Records follow. Pull out every line that contains "siempre".

[begin MATERIAL FOR THE TASK]

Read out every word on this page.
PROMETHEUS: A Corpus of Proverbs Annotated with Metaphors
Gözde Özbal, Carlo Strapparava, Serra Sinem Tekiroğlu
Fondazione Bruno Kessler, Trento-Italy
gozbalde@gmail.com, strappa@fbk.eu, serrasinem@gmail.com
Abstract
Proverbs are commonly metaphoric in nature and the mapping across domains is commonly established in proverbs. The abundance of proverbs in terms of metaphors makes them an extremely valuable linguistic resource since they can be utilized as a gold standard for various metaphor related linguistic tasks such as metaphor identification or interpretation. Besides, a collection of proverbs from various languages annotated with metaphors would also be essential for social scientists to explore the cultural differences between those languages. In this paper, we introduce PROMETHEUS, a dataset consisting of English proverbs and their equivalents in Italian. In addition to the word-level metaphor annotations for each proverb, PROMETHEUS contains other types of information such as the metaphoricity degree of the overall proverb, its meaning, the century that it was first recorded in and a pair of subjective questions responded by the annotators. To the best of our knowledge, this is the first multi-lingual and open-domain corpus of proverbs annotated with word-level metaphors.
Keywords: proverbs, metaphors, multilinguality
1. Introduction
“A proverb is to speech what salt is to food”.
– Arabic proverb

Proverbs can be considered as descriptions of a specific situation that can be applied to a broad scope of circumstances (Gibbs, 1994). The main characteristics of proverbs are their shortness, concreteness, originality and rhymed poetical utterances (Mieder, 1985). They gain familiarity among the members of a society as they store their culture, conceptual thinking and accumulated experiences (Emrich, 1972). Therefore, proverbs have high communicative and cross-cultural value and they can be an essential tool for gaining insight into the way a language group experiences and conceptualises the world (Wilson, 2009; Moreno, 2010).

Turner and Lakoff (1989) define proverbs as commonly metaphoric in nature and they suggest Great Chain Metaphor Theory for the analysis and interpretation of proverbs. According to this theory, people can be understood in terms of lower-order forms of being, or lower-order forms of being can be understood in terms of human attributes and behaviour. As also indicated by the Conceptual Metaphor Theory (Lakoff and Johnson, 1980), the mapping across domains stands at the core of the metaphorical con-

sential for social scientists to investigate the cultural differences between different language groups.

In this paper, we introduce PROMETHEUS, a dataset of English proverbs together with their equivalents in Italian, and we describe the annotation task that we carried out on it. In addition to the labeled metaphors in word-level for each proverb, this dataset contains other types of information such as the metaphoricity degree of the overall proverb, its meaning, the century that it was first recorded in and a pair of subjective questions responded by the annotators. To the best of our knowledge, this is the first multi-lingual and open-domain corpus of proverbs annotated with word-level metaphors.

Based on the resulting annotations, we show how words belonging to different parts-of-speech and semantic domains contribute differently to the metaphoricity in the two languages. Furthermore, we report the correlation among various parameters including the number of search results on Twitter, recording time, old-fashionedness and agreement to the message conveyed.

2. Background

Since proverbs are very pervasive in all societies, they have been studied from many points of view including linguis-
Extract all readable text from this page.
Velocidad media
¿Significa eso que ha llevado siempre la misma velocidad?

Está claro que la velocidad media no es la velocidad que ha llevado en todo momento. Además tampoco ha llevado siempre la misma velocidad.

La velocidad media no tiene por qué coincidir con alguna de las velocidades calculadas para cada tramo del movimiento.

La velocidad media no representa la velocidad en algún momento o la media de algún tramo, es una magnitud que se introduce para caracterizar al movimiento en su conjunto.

[end MATERIAL FOR THE TASK]

RESULT FOR THIS EXERCISE
¿Significa eso que ha llevado siempre la misma velocidad?
Está claro que la velocidad media no es la velocidad que ha llevado en todo momento. Además tampoco ha llevado siempre la misma velocidad.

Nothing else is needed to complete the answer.